## Begin MATERIALS PROVIDED

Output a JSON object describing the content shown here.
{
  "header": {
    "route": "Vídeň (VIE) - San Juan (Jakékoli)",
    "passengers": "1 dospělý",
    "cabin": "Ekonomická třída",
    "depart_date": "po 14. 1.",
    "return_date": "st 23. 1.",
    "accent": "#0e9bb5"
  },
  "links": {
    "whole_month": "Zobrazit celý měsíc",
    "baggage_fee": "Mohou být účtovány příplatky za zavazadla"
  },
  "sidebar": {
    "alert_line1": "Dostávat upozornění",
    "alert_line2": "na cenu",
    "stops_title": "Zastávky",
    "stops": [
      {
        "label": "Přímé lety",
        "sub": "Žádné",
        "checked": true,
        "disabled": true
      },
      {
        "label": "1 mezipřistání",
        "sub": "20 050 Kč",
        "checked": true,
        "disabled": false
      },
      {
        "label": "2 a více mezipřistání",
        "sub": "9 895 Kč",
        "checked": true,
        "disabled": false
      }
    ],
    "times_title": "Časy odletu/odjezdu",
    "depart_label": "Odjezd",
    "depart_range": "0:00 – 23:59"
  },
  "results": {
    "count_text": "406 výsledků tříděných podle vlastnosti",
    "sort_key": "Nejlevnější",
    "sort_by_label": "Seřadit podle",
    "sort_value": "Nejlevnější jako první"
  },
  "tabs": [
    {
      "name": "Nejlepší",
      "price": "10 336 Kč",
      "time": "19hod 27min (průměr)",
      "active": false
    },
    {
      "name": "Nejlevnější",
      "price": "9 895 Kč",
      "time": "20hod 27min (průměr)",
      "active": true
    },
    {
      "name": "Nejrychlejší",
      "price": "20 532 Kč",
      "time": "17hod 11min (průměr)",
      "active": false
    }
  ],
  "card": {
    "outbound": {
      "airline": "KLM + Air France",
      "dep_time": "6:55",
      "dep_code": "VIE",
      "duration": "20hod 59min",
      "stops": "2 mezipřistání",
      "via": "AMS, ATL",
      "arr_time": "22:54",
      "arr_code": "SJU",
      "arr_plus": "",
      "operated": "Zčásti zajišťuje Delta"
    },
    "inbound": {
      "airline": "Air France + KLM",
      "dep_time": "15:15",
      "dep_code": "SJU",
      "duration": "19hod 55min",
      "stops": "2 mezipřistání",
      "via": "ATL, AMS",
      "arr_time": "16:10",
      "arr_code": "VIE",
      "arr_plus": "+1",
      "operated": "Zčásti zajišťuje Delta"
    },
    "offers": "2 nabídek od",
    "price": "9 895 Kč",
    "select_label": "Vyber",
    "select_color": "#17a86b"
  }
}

## End MATERIALS PROVIDED

## EXERCISE AIM
Output the records verbatim, from the first line to the last.

## FINISHED TASK
Output a JSON object describing the content shown here.
{
  "header": {
    "route": "Vídeň (VIE) - San Juan (Jakékoli)",
    "passengers": "1 dospělý",
    "cabin": "Ekonomická třída",
    "depart_date": "po 14. 1.",
    "return_date": "st 23. 1.",
    "accent": "#0e9bb5"
  },
  "links": {
    "whole_month": "Zobrazit celý měsíc",
    "baggage_fee": "Mohou být účtovány příplatky za zavazadla"
  },
  "sidebar": {
    "alert_line1": "Dostávat upozornění",
    "alert_line2": "na cenu",
    "stops_title": "Zastávky",
    "stops": [
      {
        "label": "Přímé lety",
        "sub": "Žádné",
        "checked": true,
        "disabled": true
      },
      {
        "label": "1 mezipřistání",
        "sub": "20 050 Kč",
        "checked": true,
        "disabled": false
      },
      {
        "label": "2 a více mezipřistání",
        "sub": "9 895 Kč",
        "checked": true,
        "disabled": false
      }
    ],
    "times_title": "Časy odletu/odjezdu",
    "depart_label": "Odjezd",
    "depart_range": "0:00 – 23:59"
  },
  "results": {
    "count_text": "406 výsledků tříděných podle vlastnosti",
    "sort_key": "Nejlevnější",
    "sort_by_label": "Seřadit podle",
    "sort_value": "Nejlevnější jako první"
  },
  "tabs": [
    {
      "name": "Nejlepší",
      "price": "10 336 Kč",
      "time": "19hod 27min (průměr)",
      "active": false
    },
    {
      "name": "Nejlevnější",
      "price": "9 895 Kč",
      "time": "20hod 27min (průměr)",
      "active": true
    },
    {
      "name": "Nejrychlejší",
      "price": "20 532 Kč",
      "time": "17hod 11min (průměr)",
      "active": false
    }
  ],
  "card": {
    "outbound": {
      "airline": "KLM + Air France",
      "dep_time": "6:55",
      "dep_code": "VIE",
      "duration": "20hod 59min",
      "stops": "2 mezipřistání",
      "via": "AMS, ATL",
      "arr_time": "22:54",
      "arr_code": "SJU",
      "arr_plus": "",
      "operated": "Zčásti zajišťuje Delta"
    },
    "inbound": {
      "airline": "Air France + KLM",
      "dep_time": "15:15",
      "dep_code": "SJU",
      "duration": "19hod 55min",
      "stops": "2 mezipřistání",
      "via": "ATL, AMS",
      "arr_time": "16:10",
      "arr_code": "VIE",
      "arr_plus": "+1",
      "operated": "Zčásti zajišťuje Delta"
    },
    "offers": "2 nabídek od",
    "price": "9 895 Kč",
    "select_label": "Vyber",
    "select_color": "#17a86b"
  }
}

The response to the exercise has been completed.